Set task: Give only the lines from the one containing "Convert this screenshot" through the end of the material below, exactly as written.

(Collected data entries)

* START *

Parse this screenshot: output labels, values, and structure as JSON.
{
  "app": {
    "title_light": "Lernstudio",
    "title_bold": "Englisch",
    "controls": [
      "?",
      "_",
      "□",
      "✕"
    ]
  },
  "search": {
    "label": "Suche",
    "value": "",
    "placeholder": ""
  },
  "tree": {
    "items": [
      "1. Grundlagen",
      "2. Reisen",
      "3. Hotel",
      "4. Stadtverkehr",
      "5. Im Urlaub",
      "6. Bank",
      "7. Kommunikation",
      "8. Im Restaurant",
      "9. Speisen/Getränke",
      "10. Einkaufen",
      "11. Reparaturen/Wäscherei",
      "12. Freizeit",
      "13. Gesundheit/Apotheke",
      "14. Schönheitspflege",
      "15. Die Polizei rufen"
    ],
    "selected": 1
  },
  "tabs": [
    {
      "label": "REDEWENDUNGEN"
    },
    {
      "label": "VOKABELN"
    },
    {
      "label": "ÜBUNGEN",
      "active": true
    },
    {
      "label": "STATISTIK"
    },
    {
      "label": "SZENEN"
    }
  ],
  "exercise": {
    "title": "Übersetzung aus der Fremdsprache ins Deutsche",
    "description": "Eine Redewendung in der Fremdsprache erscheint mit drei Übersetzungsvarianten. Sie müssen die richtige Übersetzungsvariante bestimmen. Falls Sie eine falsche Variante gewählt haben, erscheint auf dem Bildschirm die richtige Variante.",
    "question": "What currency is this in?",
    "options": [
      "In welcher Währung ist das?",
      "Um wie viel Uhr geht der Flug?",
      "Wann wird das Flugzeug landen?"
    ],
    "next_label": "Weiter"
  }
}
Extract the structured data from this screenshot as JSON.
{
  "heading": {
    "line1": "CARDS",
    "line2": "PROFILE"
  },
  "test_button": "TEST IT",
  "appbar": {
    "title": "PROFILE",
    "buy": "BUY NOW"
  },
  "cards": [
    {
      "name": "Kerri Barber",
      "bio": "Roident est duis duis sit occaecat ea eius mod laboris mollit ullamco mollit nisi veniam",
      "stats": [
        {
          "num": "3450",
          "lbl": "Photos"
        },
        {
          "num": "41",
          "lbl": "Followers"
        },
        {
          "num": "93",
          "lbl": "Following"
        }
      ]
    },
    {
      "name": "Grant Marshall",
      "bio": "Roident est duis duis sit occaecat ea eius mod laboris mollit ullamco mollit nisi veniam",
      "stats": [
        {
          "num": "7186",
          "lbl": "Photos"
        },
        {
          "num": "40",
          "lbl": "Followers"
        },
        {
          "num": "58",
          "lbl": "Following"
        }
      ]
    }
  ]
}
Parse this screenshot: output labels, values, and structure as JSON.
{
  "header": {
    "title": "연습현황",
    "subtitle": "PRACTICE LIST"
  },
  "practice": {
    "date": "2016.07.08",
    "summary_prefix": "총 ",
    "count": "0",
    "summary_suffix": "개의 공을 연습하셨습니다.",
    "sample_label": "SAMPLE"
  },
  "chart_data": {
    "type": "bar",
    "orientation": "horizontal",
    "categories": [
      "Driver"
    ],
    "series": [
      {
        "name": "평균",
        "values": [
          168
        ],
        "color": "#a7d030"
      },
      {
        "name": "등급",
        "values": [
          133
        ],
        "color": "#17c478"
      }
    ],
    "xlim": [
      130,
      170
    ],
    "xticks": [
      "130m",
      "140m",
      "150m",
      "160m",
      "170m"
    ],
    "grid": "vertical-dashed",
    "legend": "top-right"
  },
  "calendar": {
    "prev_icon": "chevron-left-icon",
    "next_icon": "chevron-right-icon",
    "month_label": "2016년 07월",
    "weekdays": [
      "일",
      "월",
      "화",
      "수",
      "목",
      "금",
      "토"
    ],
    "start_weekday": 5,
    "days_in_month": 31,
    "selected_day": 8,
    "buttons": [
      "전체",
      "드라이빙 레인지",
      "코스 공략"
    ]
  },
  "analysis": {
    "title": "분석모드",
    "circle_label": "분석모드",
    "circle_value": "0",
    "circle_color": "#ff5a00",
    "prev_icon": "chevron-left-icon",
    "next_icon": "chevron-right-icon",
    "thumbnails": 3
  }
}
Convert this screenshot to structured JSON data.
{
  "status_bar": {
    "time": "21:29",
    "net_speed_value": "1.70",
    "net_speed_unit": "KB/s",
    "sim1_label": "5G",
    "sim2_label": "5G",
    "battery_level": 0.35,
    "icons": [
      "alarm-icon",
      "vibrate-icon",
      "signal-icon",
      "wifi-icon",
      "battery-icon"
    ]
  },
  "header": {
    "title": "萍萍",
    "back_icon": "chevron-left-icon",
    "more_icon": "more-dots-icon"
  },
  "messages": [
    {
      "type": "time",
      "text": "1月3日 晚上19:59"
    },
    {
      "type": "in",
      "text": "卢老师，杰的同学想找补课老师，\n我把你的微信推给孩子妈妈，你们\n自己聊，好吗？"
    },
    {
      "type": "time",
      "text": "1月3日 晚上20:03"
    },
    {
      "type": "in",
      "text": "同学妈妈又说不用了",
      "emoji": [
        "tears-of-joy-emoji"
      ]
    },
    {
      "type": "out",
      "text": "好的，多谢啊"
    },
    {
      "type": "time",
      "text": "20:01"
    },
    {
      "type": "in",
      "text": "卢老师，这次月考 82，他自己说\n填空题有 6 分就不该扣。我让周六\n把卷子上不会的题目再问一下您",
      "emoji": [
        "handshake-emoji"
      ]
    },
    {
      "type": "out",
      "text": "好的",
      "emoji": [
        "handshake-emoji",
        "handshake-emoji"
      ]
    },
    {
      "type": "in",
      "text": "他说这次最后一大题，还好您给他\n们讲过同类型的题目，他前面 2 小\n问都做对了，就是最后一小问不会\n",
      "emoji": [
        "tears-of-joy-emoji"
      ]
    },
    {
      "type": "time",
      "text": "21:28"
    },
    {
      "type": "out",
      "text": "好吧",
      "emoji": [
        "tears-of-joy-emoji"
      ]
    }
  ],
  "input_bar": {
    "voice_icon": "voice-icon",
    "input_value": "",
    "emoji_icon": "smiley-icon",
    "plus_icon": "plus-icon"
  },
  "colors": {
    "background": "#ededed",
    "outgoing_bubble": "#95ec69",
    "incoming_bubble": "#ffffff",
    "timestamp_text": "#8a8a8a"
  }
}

* END *

Written answer:
Convert this screenshot to structured JSON data.
{
  "status_bar": {
    "time": "21:29",
    "net_speed_value": "1.70",
    "net_speed_unit": "KB/s",
    "sim1_label": "5G",
    "sim2_label": "5G",
    "battery_level": 0.35,
    "icons": [
      "alarm-icon",
      "vibrate-icon",
      "signal-icon",
      "wifi-icon",
      "battery-icon"
    ]
  },
  "header": {
    "title": "萍萍",
    "back_icon": "chevron-left-icon",
    "more_icon": "more-dots-icon"
  },
  "messages": [
    {
      "type": "time",
      "text": "1月3日 晚上19:59"
    },
    {
      "type": "in",
      "text": "卢老师，杰的同学想找补课老师，\n我把你的微信推给孩子妈妈，你们\n自己聊，好吗？"
    },
    {
      "type": "time",
      "text": "1月3日 晚上20:03"
    },
    {
      "type": "in",
      "text": "同学妈妈又说不用了",
      "emoji": [
        "tears-of-joy-emoji"
      ]
    },
    {
      "type": "out",
      "text": "好的，多谢啊"
    },
    {
      "type": "time",
      "text": "20:01"
    },
    {
      "type": "in",
      "text": "卢老师，这次月考 82，他自己说\n填空题有 6 分就不该扣。我让周六\n把卷子上不会的题目再问一下您",
      "emoji": [
        "handshake-emoji"
      ]
    },
    {
      "type": "out",
      "text": "好的",
      "emoji": [
        "handshake-emoji",
        "handshake-emoji"
      ]
    },
    {
      "type": "in",
      "text": "他说这次最后一大题，还好您给他\n们讲过同类型的题目，他前面 2 小\n问都做对了，就是最后一小问不会\n",
      "emoji": [
        "tears-of-joy-emoji"
      ]
    },
    {
      "type": "time",
      "text": "21:28"
    },
    {
      "type": "out",
      "text": "好吧",
      "emoji": [
        "tears-of-joy-emoji"
      ]
    }
  ],
  "input_bar": {
    "voice_icon": "voice-icon",
    "input_value": "",
    "emoji_icon": "smiley-icon",
    "plus_icon": "plus-icon"
  },
  "colors": {
    "background": "#ededed",
    "outgoing_bubble": "#95ec69",
    "incoming_bubble": "#ffffff",
    "timestamp_text": "#8a8a8a"
  }
}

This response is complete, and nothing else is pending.